### WHAT TO PRODUCE
Pick out each line in these entries that contains the string "Peripheral".

### EXERCISE INPUT
○ ○ ○ ○ ○

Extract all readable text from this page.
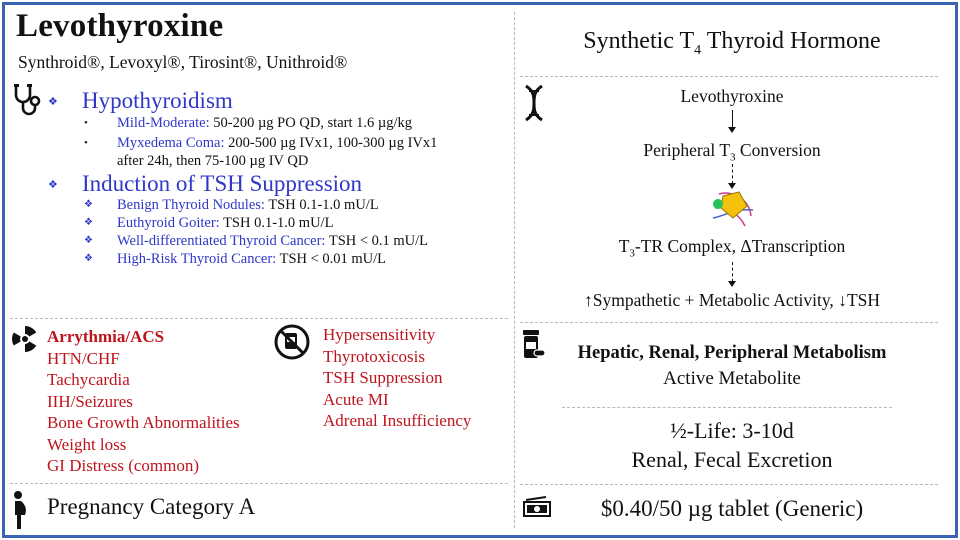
Levothyroxine
Synthroid®, Levoxyl®, Tirosint®, Unithroid®
❖ Hypothyroidism
• Mild-Moderate: 50-200 µg PO QD, start 1.6 µg/kg
• Myxedema Coma: 200-500 µg IVx1, 100-300 µg IVx1
after 24h, then 75-100 µg IV QD
❖ Induction of TSH Suppression
❖ Benign Thyroid Nodules: TSH 0.1-1.0 mU/L
❖ Euthyroid Goiter: TSH 0.1-1.0 mU/L
❖ Well-differentiated Thyroid Cancer: TSH < 0.1 mU/L
❖ High-Risk Thyroid Cancer: TSH < 0.01 mU/L
Arrythmia/ACS
HTN/CHF
Tachycardia
IIH/Seizures
Bone Growth Abnormalities
Weight loss
GI Distress (common)
Hypersensitivity
Thyrotoxicosis
TSH Suppression
Acute MI
Adrenal Insufficiency
Pregnancy Category A
Synthetic $T_4$ Thyroid Hormone
Levothyroxine
Peripheral $T_3$ Conversion
$T_3-TR$ Complex, ΔTranscription
↑Sympathetic + Metabolic Activity, ↓TSH
Hepatic, Renal, Peripheral Metabolism
Active Metabolite
½-Life: 3-10d
Renal, Fecal Excretion
$0.40/50 µg tablet (Generic)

○ ○ ○ ○ ○

### SOLUTION BELOW
Peripheral $T_3$ Conversion
Hepatic, Renal, Peripheral Metabolism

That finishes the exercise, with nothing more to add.